**WHAT NEEDS TO BE DONE**
Find out how many lines of the material contain the string "Bolognese" and give only that figure.
[DATA ROWS start]
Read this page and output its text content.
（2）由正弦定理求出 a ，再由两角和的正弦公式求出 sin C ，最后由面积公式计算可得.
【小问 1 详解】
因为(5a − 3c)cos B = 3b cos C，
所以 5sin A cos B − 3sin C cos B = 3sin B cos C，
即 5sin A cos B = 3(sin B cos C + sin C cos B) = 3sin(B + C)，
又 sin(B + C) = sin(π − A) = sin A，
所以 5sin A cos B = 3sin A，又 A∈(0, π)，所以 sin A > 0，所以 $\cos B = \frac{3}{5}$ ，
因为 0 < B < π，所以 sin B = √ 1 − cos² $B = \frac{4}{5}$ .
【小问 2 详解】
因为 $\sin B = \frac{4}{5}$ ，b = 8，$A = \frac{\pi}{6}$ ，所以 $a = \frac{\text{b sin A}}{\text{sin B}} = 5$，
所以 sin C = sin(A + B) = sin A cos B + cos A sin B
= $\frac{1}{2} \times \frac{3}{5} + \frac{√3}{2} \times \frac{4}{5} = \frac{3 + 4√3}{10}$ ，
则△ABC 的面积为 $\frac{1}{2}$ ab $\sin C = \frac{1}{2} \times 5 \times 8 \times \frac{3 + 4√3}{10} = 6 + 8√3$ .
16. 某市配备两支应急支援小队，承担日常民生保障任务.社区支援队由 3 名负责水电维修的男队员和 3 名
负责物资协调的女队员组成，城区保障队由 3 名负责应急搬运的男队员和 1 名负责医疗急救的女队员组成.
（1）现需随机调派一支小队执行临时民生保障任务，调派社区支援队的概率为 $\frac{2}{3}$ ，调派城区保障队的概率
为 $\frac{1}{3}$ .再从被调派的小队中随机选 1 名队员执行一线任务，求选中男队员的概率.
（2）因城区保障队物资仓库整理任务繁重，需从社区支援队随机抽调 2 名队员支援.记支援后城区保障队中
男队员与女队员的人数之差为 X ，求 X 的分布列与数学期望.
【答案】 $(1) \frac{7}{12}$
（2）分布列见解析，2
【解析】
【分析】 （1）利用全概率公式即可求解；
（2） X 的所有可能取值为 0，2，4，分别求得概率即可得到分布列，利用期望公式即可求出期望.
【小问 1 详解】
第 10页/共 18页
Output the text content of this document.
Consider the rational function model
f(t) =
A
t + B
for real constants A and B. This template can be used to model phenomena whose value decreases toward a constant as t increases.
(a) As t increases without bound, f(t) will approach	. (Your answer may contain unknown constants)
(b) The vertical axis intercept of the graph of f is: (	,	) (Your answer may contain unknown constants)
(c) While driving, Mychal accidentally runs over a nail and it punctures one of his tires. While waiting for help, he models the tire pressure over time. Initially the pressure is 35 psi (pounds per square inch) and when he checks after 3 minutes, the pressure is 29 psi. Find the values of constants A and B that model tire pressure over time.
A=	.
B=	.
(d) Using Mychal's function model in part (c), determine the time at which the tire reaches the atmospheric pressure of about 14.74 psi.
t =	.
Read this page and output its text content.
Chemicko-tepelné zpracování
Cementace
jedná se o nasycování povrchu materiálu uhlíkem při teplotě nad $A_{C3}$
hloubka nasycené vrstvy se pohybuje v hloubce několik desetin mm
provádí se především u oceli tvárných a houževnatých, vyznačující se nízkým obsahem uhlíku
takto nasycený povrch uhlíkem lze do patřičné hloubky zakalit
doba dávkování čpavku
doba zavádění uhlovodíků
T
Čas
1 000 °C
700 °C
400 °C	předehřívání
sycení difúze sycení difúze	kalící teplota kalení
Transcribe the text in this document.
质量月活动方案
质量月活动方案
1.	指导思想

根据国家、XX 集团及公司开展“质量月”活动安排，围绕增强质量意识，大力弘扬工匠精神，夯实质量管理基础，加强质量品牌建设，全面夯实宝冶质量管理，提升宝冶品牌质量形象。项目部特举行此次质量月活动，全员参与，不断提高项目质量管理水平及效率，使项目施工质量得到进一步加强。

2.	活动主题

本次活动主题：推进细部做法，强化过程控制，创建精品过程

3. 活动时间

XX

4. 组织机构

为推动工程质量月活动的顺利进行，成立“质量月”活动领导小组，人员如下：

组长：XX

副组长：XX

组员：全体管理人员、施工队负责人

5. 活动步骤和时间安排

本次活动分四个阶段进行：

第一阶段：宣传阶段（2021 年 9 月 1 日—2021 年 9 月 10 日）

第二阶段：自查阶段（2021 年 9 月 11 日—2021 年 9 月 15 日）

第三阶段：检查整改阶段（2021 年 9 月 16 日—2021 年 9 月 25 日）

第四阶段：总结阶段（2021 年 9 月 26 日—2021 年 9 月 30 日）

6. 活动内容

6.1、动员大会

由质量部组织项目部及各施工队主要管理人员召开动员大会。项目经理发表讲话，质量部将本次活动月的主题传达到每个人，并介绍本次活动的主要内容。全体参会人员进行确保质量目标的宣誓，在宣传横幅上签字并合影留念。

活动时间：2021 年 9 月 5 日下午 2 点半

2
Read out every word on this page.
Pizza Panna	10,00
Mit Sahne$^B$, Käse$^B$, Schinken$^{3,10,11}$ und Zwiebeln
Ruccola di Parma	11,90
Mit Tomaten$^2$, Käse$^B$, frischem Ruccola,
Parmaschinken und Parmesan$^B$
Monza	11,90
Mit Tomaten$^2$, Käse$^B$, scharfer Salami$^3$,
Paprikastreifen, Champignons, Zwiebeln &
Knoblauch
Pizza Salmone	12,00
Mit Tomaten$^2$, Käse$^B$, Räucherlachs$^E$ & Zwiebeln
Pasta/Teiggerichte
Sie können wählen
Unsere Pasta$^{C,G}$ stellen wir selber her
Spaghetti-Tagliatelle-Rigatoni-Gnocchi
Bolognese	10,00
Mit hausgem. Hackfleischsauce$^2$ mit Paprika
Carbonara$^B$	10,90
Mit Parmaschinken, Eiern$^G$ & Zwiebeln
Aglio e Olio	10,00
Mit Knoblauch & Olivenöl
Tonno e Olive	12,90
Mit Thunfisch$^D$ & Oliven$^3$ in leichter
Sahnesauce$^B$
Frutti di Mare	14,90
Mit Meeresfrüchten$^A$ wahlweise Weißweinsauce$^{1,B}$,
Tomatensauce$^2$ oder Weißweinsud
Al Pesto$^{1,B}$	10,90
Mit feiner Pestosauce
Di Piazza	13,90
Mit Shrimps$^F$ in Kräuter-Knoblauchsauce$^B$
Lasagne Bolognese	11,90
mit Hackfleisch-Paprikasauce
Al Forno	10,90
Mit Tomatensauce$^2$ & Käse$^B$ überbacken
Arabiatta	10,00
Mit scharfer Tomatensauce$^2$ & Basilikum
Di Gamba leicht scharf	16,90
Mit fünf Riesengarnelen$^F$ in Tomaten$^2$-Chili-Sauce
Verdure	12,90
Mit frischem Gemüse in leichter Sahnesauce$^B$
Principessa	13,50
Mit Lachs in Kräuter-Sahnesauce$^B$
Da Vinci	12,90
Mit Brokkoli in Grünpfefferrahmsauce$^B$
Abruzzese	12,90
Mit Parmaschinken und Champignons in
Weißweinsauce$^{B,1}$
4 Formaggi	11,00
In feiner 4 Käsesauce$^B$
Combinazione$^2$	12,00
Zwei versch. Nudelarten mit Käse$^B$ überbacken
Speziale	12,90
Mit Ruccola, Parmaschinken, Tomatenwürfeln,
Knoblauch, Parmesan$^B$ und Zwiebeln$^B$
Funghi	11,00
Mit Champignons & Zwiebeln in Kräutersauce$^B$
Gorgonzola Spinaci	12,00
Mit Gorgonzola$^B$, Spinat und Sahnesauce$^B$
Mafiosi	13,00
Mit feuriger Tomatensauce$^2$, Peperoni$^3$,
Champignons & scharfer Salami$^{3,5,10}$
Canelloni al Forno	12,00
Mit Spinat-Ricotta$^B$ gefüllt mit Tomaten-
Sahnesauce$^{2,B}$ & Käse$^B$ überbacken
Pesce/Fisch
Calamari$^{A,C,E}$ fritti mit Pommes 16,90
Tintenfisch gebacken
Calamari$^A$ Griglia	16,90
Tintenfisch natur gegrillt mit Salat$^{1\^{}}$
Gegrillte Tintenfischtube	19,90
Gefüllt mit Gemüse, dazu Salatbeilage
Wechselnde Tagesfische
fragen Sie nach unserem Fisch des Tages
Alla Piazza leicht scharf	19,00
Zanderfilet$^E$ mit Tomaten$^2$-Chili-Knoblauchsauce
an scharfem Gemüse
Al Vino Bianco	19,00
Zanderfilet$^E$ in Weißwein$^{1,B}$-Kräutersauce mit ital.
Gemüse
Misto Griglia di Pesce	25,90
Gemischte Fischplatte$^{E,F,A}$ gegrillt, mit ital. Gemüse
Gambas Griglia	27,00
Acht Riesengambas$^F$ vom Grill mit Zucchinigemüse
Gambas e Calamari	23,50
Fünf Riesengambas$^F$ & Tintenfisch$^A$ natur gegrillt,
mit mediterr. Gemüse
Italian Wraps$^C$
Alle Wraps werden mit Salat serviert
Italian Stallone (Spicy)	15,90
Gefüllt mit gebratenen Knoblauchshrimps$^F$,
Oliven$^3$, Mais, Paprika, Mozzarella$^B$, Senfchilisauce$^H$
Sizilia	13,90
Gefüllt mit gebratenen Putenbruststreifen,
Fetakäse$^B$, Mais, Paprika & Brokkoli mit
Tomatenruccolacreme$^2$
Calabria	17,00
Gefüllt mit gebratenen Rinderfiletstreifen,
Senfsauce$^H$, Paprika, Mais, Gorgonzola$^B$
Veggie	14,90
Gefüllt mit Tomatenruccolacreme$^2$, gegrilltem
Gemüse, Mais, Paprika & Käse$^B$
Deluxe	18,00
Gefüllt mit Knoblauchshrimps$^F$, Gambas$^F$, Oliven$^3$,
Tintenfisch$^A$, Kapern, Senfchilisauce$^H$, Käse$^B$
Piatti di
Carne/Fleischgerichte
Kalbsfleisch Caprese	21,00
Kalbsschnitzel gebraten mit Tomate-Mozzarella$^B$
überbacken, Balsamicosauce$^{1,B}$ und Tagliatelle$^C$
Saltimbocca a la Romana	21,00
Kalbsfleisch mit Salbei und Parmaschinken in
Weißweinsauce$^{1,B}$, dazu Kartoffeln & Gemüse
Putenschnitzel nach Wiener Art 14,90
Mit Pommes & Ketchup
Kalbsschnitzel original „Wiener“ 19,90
[DATA ROWS end]
**TASK SOLUTION**
2